Exercise directions: Copy all of the material below exactly.

Supplied records:
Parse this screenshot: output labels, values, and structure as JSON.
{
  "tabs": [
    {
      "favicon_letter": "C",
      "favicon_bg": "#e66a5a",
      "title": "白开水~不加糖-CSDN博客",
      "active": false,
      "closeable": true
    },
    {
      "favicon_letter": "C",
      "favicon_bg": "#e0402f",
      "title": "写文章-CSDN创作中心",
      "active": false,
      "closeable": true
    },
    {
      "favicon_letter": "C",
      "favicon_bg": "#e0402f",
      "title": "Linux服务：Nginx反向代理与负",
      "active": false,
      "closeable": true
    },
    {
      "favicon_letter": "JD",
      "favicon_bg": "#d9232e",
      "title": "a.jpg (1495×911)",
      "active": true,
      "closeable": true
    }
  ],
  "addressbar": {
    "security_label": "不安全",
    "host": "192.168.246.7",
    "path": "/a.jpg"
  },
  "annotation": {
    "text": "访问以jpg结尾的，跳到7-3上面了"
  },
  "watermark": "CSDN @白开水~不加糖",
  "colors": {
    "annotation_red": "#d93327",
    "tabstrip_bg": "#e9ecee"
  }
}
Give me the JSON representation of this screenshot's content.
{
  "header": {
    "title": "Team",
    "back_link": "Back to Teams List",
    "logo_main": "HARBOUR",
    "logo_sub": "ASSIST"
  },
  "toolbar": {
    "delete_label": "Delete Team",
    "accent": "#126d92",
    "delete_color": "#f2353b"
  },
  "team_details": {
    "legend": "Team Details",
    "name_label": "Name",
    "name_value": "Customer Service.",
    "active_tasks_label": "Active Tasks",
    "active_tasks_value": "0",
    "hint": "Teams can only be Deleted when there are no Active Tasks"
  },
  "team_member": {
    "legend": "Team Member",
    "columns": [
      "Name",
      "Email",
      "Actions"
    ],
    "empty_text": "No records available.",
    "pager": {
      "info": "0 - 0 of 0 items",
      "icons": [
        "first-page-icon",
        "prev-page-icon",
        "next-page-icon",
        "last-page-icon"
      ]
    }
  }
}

Response to the exercise:
Parse this screenshot: output labels, values, and structure as JSON.
{
  "tabs": [
    {
      "favicon_letter": "C",
      "favicon_bg": "#e66a5a",
      "title": "白开水~不加糖-CSDN博客",
      "active": false,
      "closeable": true
    },
    {
      "favicon_letter": "C",
      "favicon_bg": "#e0402f",
      "title": "写文章-CSDN创作中心",
      "active": false,
      "closeable": true
    },
    {
      "favicon_letter": "C",
      "favicon_bg": "#e0402f",
      "title": "Linux服务：Nginx反向代理与负",
      "active": false,
      "closeable": true
    },
    {
      "favicon_letter": "JD",
      "favicon_bg": "#d9232e",
      "title": "a.jpg (1495×911)",
      "active": true,
      "closeable": true
    }
  ],
  "addressbar": {
    "security_label": "不安全",
    "host": "192.168.246.7",
    "path": "/a.jpg"
  },
  "annotation": {
    "text": "访问以jpg结尾的，跳到7-3上面了"
  },
  "watermark": "CSDN @白开水~不加糖",
  "colors": {
    "annotation_red": "#d93327",
    "tabstrip_bg": "#e9ecee"
  }
}
Give me the JSON representation of this screenshot's content.
{
  "header": {
    "title": "Team",
    "back_link": "Back to Teams List",
    "logo_main": "HARBOUR",
    "logo_sub": "ASSIST"
  },
  "toolbar": {
    "delete_label": "Delete Team",
    "accent": "#126d92",
    "delete_color": "#f2353b"
  },
  "team_details": {
    "legend": "Team Details",
    "name_label": "Name",
    "name_value": "Customer Service.",
    "active_tasks_label": "Active Tasks",
    "active_tasks_value": "0",
    "hint": "Teams can only be Deleted when there are no Active Tasks"
  },
  "team_member": {
    "legend": "Team Member",
    "columns": [
      "Name",
      "Email",
      "Actions"
    ],
    "empty_text": "No records available.",
    "pager": {
      "info": "0 - 0 of 0 items",
      "icons": [
        "first-page-icon",
        "prev-page-icon",
        "next-page-icon",
        "last-page-icon"
      ]
    }
  }
}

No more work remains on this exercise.